Set exercise.
Write out all lines holding the word "series".

---*---

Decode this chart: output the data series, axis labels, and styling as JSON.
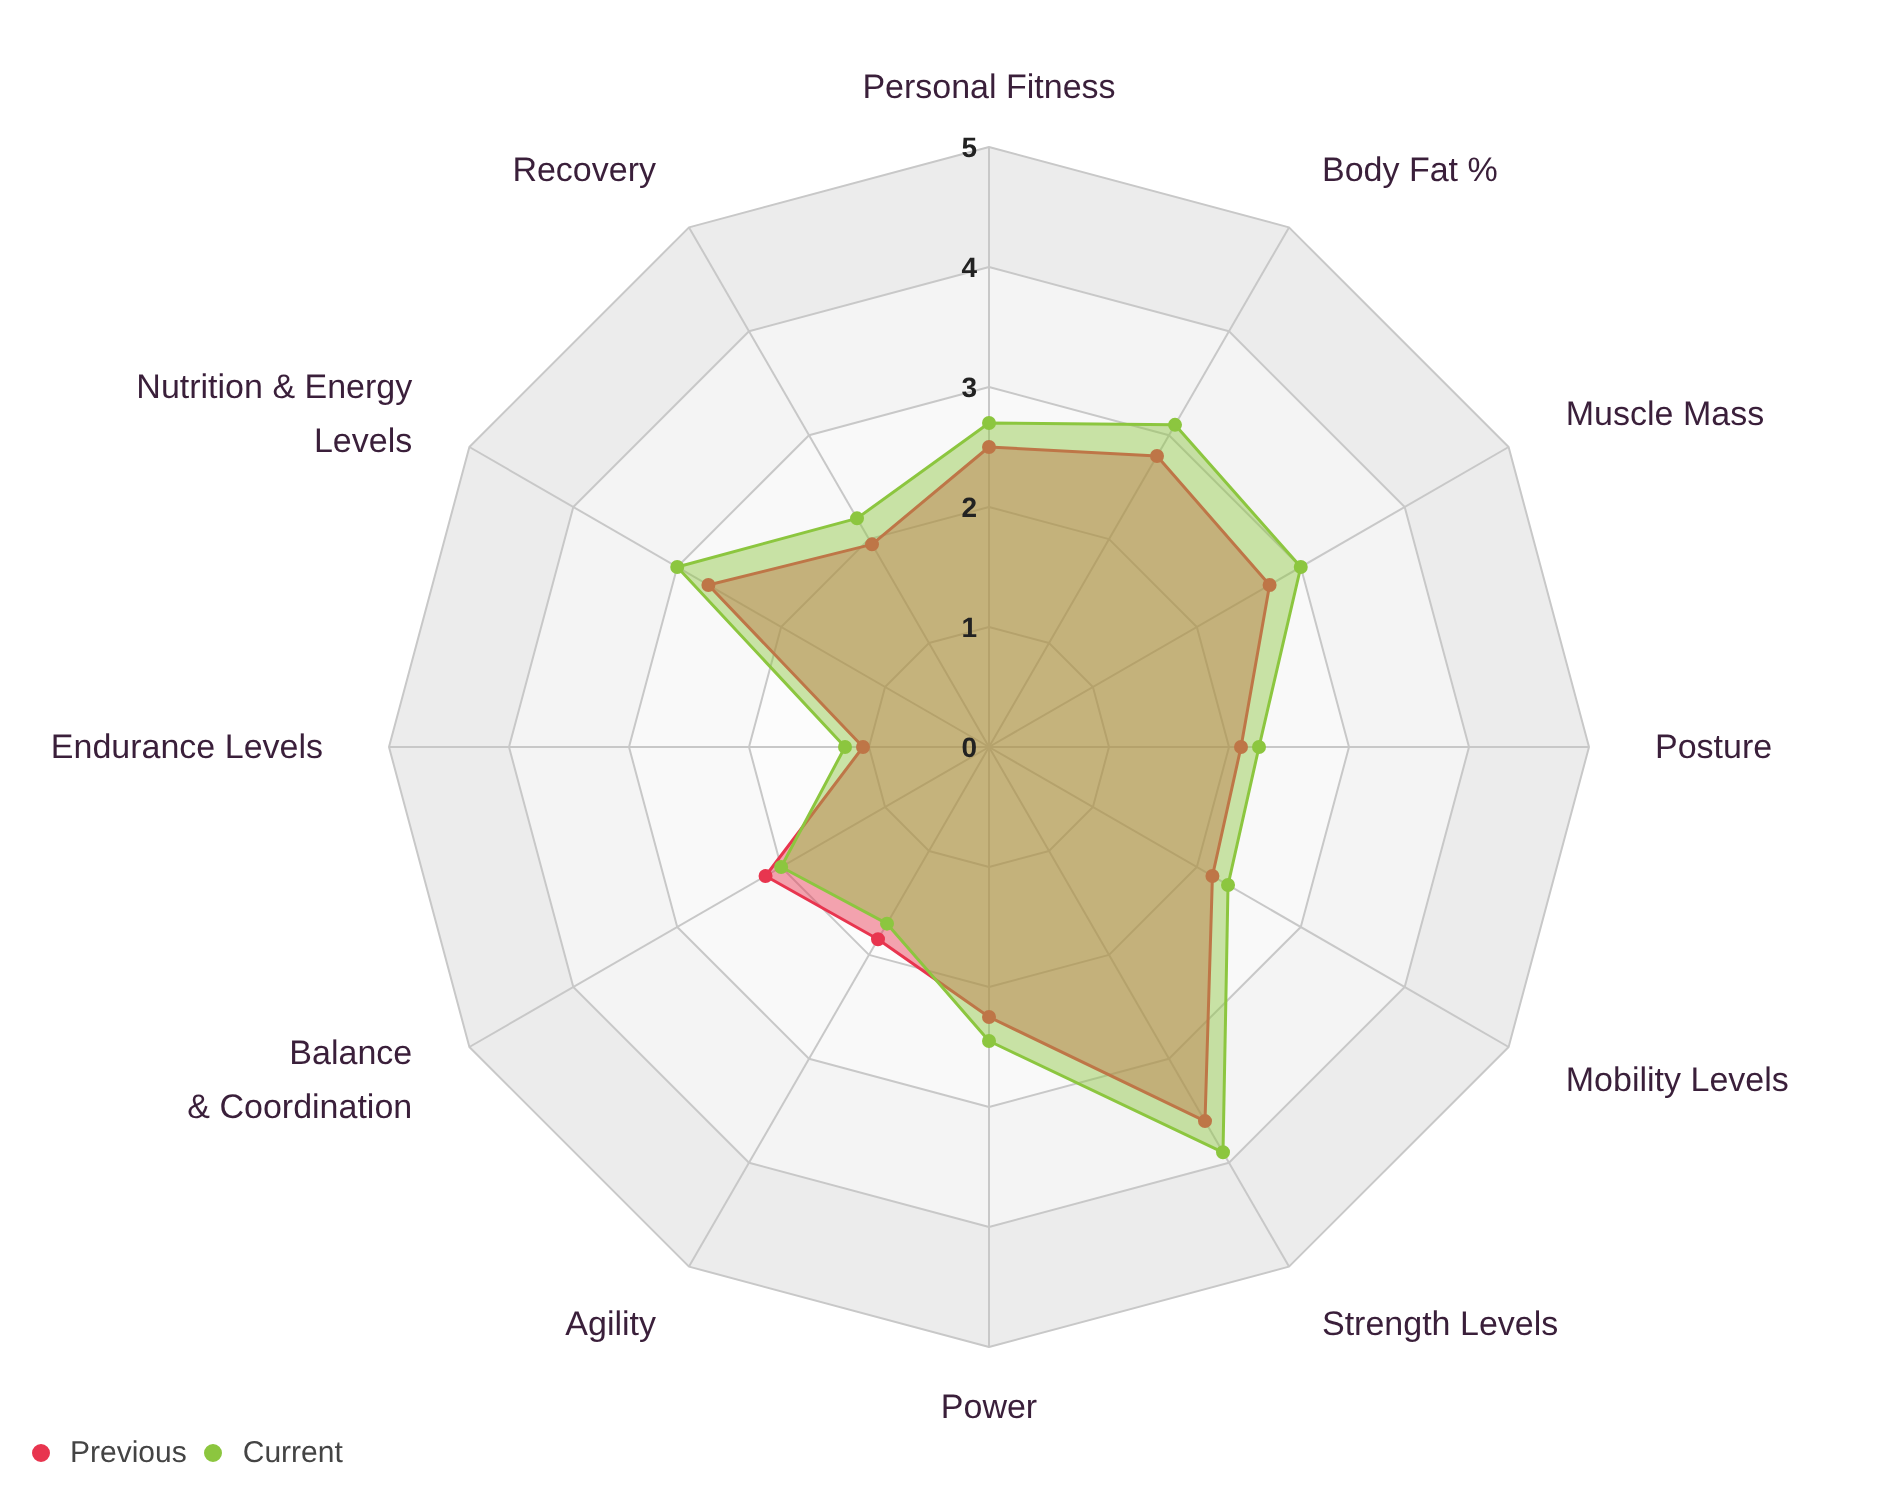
{
  "chart_data": {
    "type": "radar",
    "categories": [
      "Personal Fitness",
      "Body Fat %",
      "Muscle Mass",
      "Posture",
      "Mobility Levels",
      "Strength Levels",
      "Power",
      "Agility",
      "Balance\n& Coordination",
      "Endurance Levels",
      "Nutrition & Energy\nLevels",
      "Recovery"
    ],
    "series": [
      {
        "name": "Previous",
        "color": "#e8354f",
        "values": [
          2.5,
          2.8,
          2.7,
          2.1,
          2.15,
          3.6,
          2.25,
          1.85,
          2.15,
          1.05,
          2.7,
          1.95
        ]
      },
      {
        "name": "Current",
        "color": "#8cc63f",
        "values": [
          2.7,
          3.1,
          3.0,
          2.25,
          2.3,
          3.9,
          2.45,
          1.7,
          2.0,
          1.2,
          3.0,
          2.2
        ]
      }
    ],
    "ylim": [
      0,
      5
    ],
    "yticks": [
      0,
      1,
      2,
      3,
      4,
      5
    ],
    "grid": true,
    "legend": "bottom left",
    "marker": "circle"
  }
}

---*---

Task solution.
Decode this chart: output the data series, axis labels, and styling as JSON.
    "series": [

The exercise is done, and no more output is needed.